### Exercise aim:
How many lines of the records below contain the word "this"? Answer with the number alone.

### Records shown:
══════
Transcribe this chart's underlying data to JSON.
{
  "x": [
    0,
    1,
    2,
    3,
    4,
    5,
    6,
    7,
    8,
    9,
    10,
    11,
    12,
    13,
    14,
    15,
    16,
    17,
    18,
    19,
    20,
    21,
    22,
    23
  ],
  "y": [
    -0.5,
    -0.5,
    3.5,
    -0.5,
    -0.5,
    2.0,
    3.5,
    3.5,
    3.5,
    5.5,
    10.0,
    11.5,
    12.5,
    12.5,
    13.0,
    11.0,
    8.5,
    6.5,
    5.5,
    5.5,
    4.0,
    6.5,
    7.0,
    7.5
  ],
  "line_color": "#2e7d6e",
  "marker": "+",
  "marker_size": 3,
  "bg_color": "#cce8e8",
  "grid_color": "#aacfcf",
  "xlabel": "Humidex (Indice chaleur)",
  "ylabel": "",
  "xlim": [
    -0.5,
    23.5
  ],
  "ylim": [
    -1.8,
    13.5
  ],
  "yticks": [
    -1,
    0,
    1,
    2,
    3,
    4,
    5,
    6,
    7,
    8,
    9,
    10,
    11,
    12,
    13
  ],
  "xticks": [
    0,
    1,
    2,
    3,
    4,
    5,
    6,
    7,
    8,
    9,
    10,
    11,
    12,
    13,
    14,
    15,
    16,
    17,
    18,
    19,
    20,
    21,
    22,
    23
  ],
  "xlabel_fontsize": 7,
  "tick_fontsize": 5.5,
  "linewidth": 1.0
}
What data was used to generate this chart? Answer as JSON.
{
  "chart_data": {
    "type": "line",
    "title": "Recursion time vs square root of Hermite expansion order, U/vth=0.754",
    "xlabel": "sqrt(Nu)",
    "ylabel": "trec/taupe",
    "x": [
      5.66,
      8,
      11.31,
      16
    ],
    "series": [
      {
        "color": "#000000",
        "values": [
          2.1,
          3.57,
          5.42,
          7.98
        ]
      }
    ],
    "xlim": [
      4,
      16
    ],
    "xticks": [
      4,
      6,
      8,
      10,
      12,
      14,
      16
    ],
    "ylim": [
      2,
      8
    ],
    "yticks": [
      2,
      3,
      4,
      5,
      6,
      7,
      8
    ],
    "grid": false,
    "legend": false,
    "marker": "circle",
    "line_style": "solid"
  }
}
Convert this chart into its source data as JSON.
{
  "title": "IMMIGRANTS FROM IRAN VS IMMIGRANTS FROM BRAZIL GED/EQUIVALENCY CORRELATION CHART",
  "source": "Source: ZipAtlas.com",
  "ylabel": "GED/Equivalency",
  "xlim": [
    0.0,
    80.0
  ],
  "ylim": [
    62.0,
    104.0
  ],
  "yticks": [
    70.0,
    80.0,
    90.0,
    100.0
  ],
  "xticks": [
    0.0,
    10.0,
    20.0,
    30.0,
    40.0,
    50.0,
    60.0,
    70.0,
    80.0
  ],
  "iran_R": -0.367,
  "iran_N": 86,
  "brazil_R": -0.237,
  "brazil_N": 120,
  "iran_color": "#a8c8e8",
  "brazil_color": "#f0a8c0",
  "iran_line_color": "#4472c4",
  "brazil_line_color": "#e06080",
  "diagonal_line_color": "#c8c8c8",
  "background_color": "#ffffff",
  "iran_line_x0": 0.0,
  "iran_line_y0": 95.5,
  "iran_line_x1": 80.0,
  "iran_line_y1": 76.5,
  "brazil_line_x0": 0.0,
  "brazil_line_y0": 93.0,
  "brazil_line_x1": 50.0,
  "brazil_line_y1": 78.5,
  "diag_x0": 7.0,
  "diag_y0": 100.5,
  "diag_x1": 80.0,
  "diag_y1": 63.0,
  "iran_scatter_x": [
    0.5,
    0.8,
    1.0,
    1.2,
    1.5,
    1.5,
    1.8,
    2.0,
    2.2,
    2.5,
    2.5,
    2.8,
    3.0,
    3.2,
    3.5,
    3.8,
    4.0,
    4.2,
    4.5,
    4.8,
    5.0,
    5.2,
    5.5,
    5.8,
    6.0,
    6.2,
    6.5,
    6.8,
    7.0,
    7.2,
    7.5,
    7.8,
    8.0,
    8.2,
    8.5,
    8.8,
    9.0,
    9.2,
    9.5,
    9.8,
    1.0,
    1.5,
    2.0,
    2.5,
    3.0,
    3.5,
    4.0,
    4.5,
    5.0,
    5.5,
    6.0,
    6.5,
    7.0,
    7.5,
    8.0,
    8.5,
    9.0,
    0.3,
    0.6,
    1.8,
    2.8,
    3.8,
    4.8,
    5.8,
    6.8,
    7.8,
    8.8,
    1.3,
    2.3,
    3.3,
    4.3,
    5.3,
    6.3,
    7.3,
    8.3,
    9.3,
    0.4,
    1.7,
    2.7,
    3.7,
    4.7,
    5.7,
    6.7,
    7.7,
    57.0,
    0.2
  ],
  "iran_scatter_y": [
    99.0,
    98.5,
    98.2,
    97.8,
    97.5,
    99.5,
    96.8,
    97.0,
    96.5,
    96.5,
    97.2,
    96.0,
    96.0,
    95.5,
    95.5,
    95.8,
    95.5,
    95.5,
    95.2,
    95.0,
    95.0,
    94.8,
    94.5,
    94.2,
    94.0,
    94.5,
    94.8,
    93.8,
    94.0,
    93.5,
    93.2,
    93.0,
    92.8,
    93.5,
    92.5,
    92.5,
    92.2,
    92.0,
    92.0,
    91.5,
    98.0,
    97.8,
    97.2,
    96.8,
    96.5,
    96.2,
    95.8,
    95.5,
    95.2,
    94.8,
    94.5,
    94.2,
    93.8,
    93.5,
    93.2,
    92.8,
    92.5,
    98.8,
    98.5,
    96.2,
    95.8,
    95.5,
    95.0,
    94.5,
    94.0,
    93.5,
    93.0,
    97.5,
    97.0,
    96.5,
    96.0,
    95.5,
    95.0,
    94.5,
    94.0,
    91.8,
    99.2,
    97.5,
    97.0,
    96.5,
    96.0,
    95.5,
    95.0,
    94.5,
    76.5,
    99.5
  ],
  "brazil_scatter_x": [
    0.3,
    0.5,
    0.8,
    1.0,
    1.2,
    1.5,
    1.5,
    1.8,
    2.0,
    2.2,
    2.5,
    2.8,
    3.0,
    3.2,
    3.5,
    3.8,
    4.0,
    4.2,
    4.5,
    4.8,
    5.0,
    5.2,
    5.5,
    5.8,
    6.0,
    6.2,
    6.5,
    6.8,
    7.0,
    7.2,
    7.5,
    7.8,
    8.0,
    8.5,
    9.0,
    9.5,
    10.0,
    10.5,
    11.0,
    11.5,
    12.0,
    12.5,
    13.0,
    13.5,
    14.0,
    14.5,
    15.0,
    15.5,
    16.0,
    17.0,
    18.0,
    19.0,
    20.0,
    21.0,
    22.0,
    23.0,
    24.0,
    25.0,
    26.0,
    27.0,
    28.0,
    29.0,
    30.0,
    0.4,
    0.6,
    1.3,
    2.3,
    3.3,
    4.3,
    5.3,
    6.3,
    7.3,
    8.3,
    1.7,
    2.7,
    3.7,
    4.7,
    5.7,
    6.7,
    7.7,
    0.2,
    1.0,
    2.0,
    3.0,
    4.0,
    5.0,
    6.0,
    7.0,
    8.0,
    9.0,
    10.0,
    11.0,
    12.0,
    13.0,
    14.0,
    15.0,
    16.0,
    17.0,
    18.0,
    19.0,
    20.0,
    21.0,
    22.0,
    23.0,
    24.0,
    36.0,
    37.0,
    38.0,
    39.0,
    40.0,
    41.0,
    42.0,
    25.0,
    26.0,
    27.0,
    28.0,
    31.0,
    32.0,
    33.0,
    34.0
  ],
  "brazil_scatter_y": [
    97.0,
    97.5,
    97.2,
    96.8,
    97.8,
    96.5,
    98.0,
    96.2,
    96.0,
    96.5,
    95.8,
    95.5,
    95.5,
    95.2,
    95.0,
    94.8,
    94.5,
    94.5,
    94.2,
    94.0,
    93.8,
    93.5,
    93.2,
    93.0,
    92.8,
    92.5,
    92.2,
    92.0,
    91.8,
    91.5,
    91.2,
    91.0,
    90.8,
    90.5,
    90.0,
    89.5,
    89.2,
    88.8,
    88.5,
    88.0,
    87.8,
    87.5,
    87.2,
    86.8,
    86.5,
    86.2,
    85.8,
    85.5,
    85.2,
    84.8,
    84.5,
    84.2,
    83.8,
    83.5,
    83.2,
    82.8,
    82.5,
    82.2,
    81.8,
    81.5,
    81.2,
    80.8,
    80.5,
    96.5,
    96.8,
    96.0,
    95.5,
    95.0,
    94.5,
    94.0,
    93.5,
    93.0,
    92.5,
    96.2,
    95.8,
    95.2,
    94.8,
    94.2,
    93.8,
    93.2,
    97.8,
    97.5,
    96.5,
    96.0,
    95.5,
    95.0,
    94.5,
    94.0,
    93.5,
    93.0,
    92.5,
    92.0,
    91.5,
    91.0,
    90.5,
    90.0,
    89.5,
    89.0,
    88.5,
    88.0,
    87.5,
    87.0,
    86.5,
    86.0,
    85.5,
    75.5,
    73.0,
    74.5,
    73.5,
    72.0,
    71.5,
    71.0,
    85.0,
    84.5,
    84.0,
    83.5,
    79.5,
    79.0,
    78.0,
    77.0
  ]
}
══════
### Task solution:
3